> [TASK PROMPT]:
Reproduce the whole listing, character for character.

━━━ DATA LISTING

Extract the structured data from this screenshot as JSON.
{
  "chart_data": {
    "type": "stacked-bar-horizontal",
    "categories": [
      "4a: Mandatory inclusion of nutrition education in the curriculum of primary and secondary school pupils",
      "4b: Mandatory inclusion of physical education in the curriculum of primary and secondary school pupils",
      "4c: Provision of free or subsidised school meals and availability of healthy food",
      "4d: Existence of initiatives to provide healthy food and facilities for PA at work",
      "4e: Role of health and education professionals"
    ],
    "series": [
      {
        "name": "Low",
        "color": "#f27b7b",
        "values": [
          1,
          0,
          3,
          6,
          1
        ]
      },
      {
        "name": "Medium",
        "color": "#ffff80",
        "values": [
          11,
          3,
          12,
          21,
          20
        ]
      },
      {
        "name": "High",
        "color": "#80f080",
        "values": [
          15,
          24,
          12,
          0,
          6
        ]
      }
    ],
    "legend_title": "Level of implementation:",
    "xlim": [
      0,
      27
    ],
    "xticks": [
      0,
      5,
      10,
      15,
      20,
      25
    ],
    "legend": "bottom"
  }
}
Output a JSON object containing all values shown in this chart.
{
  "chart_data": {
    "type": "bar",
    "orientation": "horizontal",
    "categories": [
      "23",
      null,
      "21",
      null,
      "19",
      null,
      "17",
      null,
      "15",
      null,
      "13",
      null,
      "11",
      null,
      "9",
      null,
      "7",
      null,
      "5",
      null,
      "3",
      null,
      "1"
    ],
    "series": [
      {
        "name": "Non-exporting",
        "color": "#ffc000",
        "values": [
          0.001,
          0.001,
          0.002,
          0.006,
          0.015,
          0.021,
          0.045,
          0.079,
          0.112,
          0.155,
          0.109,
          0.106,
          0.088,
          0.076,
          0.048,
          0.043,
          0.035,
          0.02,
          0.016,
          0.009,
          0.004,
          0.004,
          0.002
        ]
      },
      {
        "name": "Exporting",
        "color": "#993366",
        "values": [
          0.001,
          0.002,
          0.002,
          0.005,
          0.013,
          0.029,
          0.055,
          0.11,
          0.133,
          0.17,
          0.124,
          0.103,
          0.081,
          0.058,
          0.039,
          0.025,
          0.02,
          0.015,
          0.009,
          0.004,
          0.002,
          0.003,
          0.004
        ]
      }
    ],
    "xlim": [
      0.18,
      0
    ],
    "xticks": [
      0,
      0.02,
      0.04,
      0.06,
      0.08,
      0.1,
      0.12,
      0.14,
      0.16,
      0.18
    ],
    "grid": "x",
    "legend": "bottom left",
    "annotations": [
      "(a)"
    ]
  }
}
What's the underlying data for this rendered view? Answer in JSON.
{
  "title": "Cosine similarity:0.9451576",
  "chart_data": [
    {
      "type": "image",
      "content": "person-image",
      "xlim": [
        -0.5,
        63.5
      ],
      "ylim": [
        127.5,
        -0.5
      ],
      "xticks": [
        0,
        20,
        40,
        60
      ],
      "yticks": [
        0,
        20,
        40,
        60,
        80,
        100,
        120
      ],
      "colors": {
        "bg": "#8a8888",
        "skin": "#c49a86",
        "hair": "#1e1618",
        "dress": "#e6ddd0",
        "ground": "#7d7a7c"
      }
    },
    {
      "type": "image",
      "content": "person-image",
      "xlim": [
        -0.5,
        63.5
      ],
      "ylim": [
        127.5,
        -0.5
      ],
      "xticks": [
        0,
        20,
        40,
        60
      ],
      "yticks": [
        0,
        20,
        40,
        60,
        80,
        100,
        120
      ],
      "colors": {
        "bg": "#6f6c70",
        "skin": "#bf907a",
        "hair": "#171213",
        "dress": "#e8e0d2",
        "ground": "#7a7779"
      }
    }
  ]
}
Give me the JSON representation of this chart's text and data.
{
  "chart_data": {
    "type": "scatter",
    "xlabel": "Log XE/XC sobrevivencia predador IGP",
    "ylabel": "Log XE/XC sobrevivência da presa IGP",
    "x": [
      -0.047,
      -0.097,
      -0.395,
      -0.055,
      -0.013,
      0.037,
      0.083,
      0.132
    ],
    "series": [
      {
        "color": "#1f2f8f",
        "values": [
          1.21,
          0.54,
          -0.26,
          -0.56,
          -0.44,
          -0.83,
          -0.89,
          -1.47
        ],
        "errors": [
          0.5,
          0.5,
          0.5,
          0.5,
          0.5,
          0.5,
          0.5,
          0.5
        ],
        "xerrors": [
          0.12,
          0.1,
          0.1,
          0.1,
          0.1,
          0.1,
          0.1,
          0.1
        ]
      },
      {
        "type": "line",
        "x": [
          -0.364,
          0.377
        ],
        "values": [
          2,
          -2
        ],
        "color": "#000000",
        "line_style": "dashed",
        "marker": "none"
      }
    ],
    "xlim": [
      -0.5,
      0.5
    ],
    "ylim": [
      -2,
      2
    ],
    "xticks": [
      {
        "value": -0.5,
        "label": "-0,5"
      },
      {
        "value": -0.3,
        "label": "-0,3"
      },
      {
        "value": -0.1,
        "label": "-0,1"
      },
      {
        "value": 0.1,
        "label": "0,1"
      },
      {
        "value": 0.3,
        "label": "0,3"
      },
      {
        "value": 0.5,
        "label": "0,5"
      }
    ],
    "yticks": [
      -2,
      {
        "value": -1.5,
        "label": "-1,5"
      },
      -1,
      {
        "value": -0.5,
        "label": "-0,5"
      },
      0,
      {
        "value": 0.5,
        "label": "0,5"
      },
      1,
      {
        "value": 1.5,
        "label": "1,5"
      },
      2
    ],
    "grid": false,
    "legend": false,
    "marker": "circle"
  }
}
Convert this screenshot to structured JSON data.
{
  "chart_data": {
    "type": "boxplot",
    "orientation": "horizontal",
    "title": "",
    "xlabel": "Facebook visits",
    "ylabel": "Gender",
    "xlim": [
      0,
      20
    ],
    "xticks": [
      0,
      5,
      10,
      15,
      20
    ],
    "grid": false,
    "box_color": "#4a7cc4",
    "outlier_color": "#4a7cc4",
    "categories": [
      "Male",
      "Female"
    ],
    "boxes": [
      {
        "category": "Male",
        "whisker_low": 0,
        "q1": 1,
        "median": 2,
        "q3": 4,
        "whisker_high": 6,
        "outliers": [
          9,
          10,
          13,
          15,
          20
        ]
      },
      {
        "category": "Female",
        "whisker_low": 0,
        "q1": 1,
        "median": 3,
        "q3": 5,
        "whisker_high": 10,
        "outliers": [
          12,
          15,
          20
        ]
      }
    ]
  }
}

━━━━━━

> [RESULT FOR THIS EXERCISE]:
Extract the structured data from this screenshot as JSON.
{
  "chart_data": {
    "type": "stacked-bar-horizontal",
    "categories": [
      "4a: Mandatory inclusion of nutrition education in the curriculum of primary and secondary school pupils",
      "4b: Mandatory inclusion of physical education in the curriculum of primary and secondary school pupils",
      "4c: Provision of free or subsidised school meals and availability of healthy food",
      "4d: Existence of initiatives to provide healthy food and facilities for PA at work",
      "4e: Role of health and education professionals"
    ],
    "series": [
      {
        "name": "Low",
        "color": "#f27b7b",
        "values": [
          1,
          0,
          3,
          6,
          1
        ]
      },
      {
        "name": "Medium",
        "color": "#ffff80",
        "values": [
          11,
          3,
          12,
          21,
          20
        ]
      },
      {
        "name": "High",
        "color": "#80f080",
        "values": [
          15,
          24,
          12,
          0,
          6
        ]
      }
    ],
    "legend_title": "Level of implementation:",
    "xlim": [
      0,
      27
    ],
    "xticks": [
      0,
      5,
      10,
      15,
      20,
      25
    ],
    "legend": "bottom"
  }
}
Output a JSON object containing all values shown in this chart.
{
  "chart_data": {
    "type": "bar",
    "orientation": "horizontal",
    "categories": [
      "23",
      null,
      "21",
      null,
      "19",
      null,
      "17",
      null,
      "15",
      null,
      "13",
      null,
      "11",
      null,
      "9",
      null,
      "7",
      null,
      "5",
      null,
      "3",
      null,
      "1"
    ],
    "series": [
      {
        "name": "Non-exporting",
        "color": "#ffc000",
        "values": [
          0.001,
          0.001,
          0.002,
          0.006,
          0.015,
          0.021,
          0.045,
          0.079,
          0.112,
          0.155,
          0.109,
          0.106,
          0.088,
          0.076,
          0.048,
          0.043,
          0.035,
          0.02,
          0.016,
          0.009,
          0.004,
          0.004,
          0.002
        ]
      },
      {
        "name": "Exporting",
        "color": "#993366",
        "values": [
          0.001,
          0.002,
          0.002,
          0.005,
          0.013,
          0.029,
          0.055,
          0.11,
          0.133,
          0.17,
          0.124,
          0.103,
          0.081,
          0.058,
          0.039,
          0.025,
          0.02,
          0.015,
          0.009,
          0.004,
          0.002,
          0.003,
          0.004
        ]
      }
    ],
    "xlim": [
      0.18,
      0
    ],
    "xticks": [
      0,
      0.02,
      0.04,
      0.06,
      0.08,
      0.1,
      0.12,
      0.14,
      0.16,
      0.18
    ],
    "grid": "x",
    "legend": "bottom left",
    "annotations": [
      "(a)"
    ]
  }
}
What's the underlying data for this rendered view? Answer in JSON.
{
  "title": "Cosine similarity:0.9451576",
  "chart_data": [
    {
      "type": "image",
      "content": "person-image",
      "xlim": [
        -0.5,
        63.5
      ],
      "ylim": [
        127.5,
        -0.5
      ],
      "xticks": [
        0,
        20,
        40,
        60
      ],
      "yticks": [
        0,
        20,
        40,
        60,
        80,
        100,
        120
      ],
      "colors": {
        "bg": "#8a8888",
        "skin": "#c49a86",
        "hair": "#1e1618",
        "dress": "#e6ddd0",
        "ground": "#7d7a7c"
      }
    },
    {
      "type": "image",
      "content": "person-image",
      "xlim": [
        -0.5,
        63.5
      ],
      "ylim": [
        127.5,
        -0.5
      ],
      "xticks": [
        0,
        20,
        40,
        60
      ],
      "yticks": [
        0,
        20,
        40,
        60,
        80,
        100,
        120
      ],
      "colors": {
        "bg": "#6f6c70",
        "skin": "#bf907a",
        "hair": "#171213",
        "dress": "#e8e0d2",
        "ground": "#7a7779"
      }
    }
  ]
}
Give me the JSON representation of this chart's text and data.
{
  "chart_data": {
    "type": "scatter",
    "xlabel": "Log XE/XC sobrevivencia predador IGP",
    "ylabel": "Log XE/XC sobrevivência da presa IGP",
    "x": [
      -0.047,
      -0.097,
      -0.395,
      -0.055,
      -0.013,
      0.037,
      0.083,
      0.132
    ],
    "series": [
      {
        "color": "#1f2f8f",
        "values": [
          1.21,
          0.54,
          -0.26,
          -0.56,
          -0.44,
          -0.83,
          -0.89,
          -1.47
        ],
        "errors": [
          0.5,
          0.5,
          0.5,
          0.5,
          0.5,
          0.5,
          0.5,
          0.5
        ],
        "xerrors": [
          0.12,
          0.1,
          0.1,
          0.1,
          0.1,
          0.1,
          0.1,
          0.1
        ]
      },
      {
        "type": "line",
        "x": [
          -0.364,
          0.377
        ],
        "values": [
          2,
          -2
        ],
        "color": "#000000",
        "line_style": "dashed",
        "marker": "none"
      }
    ],
    "xlim": [
      -0.5,
      0.5
    ],
    "ylim": [
      -2,
      2
    ],
    "xticks": [
      {
        "value": -0.5,
        "label": "-0,5"
      },
      {
        "value": -0.3,
        "label": "-0,3"
      },
      {
        "value": -0.1,
        "label": "-0,1"
      },
      {
        "value": 0.1,
        "label": "0,1"
      },
      {
        "value": 0.3,
        "label": "0,3"
      },
      {
        "value": 0.5,
        "label": "0,5"
      }
    ],
    "yticks": [
      -2,
      {
        "value": -1.5,
        "label": "-1,5"
      },
      -1,
      {
        "value": -0.5,
        "label": "-0,5"
      },
      0,
      {
        "value": 0.5,
        "label": "0,5"
      },
      1,
      {
        "value": 1.5,
        "label": "1,5"
      },
      2
    ],
    "grid": false,
    "legend": false,
    "marker": "circle"
  }
}
Convert this screenshot to structured JSON data.
{
  "chart_data": {
    "type": "boxplot",
    "orientation": "horizontal",
    "title": "",
    "xlabel": "Facebook visits",
    "ylabel": "Gender",
    "xlim": [
      0,
      20
    ],
    "xticks": [
      0,
      5,
      10,
      15,
      20
    ],
    "grid": false,
    "box_color": "#4a7cc4",
    "outlier_color": "#4a7cc4",
    "categories": [
      "Male",
      "Female"
    ],
    "boxes": [
      {
        "category": "Male",
        "whisker_low": 0,
        "q1": 1,
        "median": 2,
        "q3": 4,
        "whisker_high": 6,
        "outliers": [
          9,
          10,
          13,
          15,
          20
        ]
      },
      {
        "category": "Female",
        "whisker_low": 0,
        "q1": 1,
        "median": 3,
        "q3": 5,
        "whisker_high": 10,
        "outliers": [
          12,
          15,
          20
        ]
      }
    ]
  }
}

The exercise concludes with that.